■ **TASK TO COMPLETE**
Repeat the listing word for word. No pictures belong in the copy.

-------

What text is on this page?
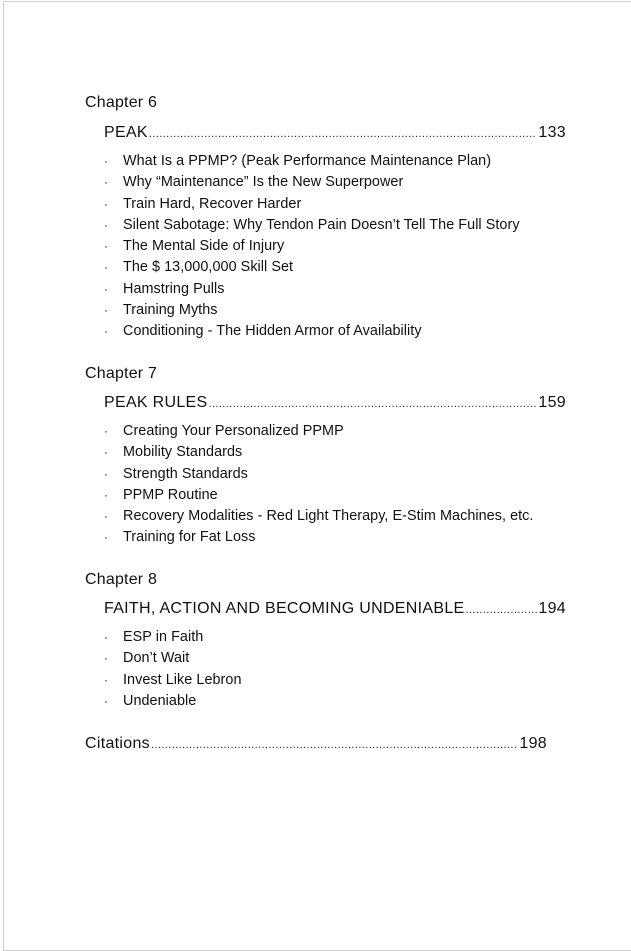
Chapter 6

PEAK .....	133
· What Is a PPMP? (Peak Performance Maintenance Plan)
· Why “Maintenance” Is the New Superpower
· Train Hard, Recover Harder
· Silent Sabotage: Why Tendon Pain Doesn’t Tell The Full Story
· The Mental Side of Injury
· The $ 13,000,000 Skill Set
· Hamstring Pulls
· Training Myths
· Conditioning - The Hidden Armor of Availability

Chapter 7

PEAK RULES .....	159
· Creating Your Personalized PPMP
· Mobility Standards
· Strength Standards
· PPMP Routine
· Recovery Modalities - Red Light Therapy, E-Stim Machines, etc.
· Training for Fat Loss

Chapter 8

FAITH, ACTION AND BECOMING UNDENIABLE .....	194
· ESP in Faith
· Don’t Wait
· Invest Like Lebron
· Undeniable
Citations .....	198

-------

■ **RESPONSE**
What text is on this page?
Chapter 6

PEAK .....	133
· What Is a PPMP? (Peak Performance Maintenance Plan)
· Why “Maintenance” Is the New Superpower
· Train Hard, Recover Harder
· Silent Sabotage: Why Tendon Pain Doesn’t Tell The Full Story
· The Mental Side of Injury
· The $ 13,000,000 Skill Set
· Hamstring Pulls
· Training Myths
· Conditioning - The Hidden Armor of Availability

Chapter 7

PEAK RULES .....	159
· Creating Your Personalized PPMP
· Mobility Standards
· Strength Standards
· PPMP Routine
· Recovery Modalities - Red Light Therapy, E-Stim Machines, etc.
· Training for Fat Loss

Chapter 8

FAITH, ACTION AND BECOMING UNDENIABLE .....	194
· ESP in Faith
· Don’t Wait
· Invest Like Lebron
· Undeniable
Citations .....	198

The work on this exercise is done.